In the listing below, locate the lines bearing the word "départements". Copy every one of them.

§ Material for the task:
※

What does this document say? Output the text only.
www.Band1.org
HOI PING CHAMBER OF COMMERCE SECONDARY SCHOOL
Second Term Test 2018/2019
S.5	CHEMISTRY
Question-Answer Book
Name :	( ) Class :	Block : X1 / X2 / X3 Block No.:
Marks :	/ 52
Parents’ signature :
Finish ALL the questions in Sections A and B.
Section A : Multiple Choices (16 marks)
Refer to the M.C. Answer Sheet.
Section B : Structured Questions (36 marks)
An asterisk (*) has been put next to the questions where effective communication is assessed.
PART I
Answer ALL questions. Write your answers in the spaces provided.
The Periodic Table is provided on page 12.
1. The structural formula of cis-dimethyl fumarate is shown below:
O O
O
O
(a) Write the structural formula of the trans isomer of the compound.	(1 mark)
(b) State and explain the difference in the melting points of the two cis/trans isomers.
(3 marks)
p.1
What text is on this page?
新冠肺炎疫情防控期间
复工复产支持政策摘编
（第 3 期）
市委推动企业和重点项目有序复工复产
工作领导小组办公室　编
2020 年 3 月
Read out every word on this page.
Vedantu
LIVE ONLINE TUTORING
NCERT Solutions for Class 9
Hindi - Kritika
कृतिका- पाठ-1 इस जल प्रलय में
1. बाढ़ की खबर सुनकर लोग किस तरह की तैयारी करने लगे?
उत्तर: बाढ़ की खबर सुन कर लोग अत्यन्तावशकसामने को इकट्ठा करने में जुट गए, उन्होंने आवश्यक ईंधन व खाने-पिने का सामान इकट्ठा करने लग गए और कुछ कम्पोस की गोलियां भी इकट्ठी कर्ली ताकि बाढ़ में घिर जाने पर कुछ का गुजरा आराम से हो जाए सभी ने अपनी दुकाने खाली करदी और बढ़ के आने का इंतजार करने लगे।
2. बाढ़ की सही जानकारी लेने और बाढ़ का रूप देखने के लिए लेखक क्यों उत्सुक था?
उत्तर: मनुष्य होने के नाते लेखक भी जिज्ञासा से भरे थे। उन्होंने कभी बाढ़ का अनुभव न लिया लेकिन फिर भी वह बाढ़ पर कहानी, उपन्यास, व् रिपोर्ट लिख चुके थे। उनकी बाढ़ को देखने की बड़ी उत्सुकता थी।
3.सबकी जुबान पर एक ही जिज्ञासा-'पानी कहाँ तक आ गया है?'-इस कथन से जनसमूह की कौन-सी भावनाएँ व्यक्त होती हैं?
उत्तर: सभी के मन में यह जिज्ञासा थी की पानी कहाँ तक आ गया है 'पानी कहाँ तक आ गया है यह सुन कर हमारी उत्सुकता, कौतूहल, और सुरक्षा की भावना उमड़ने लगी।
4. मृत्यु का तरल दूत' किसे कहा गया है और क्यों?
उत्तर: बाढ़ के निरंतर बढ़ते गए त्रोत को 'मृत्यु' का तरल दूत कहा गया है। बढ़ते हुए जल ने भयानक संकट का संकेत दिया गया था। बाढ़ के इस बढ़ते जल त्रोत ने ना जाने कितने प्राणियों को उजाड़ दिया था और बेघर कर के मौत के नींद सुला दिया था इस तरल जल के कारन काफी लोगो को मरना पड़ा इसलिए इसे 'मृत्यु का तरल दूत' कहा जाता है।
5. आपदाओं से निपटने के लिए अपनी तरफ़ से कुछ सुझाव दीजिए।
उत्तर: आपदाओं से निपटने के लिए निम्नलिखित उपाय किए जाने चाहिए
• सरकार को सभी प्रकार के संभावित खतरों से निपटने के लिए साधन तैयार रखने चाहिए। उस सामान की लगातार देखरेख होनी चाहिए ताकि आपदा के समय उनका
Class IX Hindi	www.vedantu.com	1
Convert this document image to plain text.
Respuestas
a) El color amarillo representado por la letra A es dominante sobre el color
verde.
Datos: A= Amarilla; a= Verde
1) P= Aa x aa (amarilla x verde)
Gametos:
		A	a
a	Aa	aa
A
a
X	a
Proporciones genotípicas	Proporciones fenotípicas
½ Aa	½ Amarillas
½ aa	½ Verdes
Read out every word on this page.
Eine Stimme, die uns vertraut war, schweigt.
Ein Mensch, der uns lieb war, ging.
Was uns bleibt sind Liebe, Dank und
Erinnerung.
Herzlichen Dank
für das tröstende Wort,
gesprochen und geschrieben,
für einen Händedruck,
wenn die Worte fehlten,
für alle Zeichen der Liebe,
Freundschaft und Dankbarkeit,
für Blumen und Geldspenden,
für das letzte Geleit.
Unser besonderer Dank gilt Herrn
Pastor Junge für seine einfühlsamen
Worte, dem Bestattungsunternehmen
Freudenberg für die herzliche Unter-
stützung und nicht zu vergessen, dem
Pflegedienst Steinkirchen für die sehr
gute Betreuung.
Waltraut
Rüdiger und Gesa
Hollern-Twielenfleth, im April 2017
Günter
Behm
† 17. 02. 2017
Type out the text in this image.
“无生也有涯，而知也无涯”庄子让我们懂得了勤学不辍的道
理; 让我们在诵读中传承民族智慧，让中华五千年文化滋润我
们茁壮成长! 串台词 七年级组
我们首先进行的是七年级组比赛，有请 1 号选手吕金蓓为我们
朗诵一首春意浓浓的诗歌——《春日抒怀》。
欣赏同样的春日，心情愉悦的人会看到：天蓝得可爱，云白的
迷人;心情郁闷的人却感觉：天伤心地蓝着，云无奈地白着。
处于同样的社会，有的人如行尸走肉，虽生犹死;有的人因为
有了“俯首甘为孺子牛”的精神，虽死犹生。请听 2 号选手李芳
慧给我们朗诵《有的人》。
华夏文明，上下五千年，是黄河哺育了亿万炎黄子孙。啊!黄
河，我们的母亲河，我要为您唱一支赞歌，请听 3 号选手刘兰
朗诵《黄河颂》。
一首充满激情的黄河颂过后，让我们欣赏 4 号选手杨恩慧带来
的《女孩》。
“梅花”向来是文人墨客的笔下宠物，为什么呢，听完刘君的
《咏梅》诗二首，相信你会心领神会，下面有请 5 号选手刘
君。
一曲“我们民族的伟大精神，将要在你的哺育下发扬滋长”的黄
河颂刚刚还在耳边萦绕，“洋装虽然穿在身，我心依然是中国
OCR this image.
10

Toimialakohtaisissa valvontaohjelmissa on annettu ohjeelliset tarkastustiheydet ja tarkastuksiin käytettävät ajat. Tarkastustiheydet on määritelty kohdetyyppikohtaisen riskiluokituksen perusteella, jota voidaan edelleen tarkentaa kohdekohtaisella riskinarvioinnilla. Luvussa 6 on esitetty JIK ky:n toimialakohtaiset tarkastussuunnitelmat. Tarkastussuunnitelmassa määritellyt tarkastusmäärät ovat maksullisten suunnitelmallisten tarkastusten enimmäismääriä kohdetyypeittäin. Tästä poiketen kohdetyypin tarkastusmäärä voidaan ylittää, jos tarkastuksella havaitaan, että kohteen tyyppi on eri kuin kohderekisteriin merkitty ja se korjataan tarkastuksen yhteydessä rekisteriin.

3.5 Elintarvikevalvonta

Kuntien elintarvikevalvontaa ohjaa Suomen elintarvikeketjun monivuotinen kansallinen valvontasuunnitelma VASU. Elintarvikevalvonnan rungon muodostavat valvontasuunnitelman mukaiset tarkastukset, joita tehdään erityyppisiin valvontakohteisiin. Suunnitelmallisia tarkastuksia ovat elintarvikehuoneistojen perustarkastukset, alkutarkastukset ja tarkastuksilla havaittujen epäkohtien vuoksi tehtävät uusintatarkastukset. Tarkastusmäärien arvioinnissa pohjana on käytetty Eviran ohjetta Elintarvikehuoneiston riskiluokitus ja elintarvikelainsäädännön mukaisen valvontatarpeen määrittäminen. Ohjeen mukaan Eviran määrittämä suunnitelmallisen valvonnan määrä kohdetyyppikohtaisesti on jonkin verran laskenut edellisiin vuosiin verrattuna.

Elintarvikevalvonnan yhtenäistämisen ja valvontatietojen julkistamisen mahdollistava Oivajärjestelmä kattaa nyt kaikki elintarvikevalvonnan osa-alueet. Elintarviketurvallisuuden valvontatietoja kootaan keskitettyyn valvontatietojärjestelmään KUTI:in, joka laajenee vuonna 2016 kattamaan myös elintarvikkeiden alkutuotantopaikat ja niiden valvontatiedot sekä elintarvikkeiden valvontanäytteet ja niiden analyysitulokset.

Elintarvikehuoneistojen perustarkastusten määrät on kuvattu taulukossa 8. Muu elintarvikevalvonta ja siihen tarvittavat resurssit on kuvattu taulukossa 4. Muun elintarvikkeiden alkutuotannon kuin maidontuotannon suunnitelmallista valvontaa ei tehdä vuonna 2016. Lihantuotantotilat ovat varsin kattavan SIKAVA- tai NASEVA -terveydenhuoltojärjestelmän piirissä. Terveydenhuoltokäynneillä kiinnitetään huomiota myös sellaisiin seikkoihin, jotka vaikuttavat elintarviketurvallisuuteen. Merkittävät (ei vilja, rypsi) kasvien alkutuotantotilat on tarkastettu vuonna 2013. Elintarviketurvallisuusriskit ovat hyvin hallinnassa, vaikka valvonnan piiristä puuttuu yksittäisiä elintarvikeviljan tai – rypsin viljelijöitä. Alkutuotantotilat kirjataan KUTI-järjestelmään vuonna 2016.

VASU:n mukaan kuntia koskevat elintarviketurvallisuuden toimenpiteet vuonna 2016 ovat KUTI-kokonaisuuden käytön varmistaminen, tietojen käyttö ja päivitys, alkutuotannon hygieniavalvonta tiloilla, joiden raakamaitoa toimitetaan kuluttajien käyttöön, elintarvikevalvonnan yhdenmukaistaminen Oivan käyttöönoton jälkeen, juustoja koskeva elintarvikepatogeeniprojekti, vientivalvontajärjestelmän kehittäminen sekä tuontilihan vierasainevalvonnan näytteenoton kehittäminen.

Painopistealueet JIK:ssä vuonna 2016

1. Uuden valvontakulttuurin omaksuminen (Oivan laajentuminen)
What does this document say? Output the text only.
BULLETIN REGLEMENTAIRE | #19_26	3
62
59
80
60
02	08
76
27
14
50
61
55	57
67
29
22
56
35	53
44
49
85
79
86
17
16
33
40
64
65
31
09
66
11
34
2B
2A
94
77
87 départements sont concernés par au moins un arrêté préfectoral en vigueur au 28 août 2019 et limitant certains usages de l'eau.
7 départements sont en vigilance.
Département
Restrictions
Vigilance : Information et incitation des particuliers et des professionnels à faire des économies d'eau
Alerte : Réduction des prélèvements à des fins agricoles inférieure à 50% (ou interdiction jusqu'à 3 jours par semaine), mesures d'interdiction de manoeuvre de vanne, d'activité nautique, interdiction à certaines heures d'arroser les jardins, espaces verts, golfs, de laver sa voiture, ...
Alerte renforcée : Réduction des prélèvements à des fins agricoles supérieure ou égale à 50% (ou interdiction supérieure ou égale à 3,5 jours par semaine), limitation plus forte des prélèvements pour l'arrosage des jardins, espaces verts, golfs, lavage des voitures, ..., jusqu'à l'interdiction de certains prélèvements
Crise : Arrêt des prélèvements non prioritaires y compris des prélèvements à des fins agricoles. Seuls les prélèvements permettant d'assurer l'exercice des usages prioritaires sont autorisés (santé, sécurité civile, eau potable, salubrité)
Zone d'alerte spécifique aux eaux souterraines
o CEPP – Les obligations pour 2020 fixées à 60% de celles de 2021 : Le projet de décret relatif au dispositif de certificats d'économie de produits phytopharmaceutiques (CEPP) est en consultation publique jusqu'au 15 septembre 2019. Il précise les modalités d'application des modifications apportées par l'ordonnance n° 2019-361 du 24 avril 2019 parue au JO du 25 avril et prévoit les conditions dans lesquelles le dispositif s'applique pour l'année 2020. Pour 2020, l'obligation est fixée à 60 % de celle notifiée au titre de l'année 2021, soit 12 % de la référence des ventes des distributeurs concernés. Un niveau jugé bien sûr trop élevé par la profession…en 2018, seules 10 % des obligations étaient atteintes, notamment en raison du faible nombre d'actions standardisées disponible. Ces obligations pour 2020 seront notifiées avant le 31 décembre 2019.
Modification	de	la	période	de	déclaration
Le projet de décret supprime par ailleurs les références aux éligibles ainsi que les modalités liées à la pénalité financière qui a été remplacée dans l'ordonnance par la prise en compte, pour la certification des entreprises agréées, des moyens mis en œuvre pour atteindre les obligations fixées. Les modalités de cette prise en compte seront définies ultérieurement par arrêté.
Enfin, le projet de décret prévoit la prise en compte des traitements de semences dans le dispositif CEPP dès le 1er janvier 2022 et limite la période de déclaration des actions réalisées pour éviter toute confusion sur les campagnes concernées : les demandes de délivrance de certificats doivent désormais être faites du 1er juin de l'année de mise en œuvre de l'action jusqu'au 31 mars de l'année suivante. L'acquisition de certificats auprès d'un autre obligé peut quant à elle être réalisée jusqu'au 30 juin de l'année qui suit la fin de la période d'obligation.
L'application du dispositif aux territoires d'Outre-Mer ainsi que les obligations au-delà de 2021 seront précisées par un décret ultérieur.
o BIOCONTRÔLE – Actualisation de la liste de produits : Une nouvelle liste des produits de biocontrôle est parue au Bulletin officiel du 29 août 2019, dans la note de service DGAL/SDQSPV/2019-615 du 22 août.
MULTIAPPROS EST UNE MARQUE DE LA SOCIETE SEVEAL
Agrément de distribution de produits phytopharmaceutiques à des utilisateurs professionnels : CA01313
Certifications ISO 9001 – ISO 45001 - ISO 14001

※

§ Worked answer:
87 départements sont concernés par au moins un arrêté préfectoral en vigueur au 28 août 2019 et limitant certains usages de l'eau.
7 départements sont en vigilance.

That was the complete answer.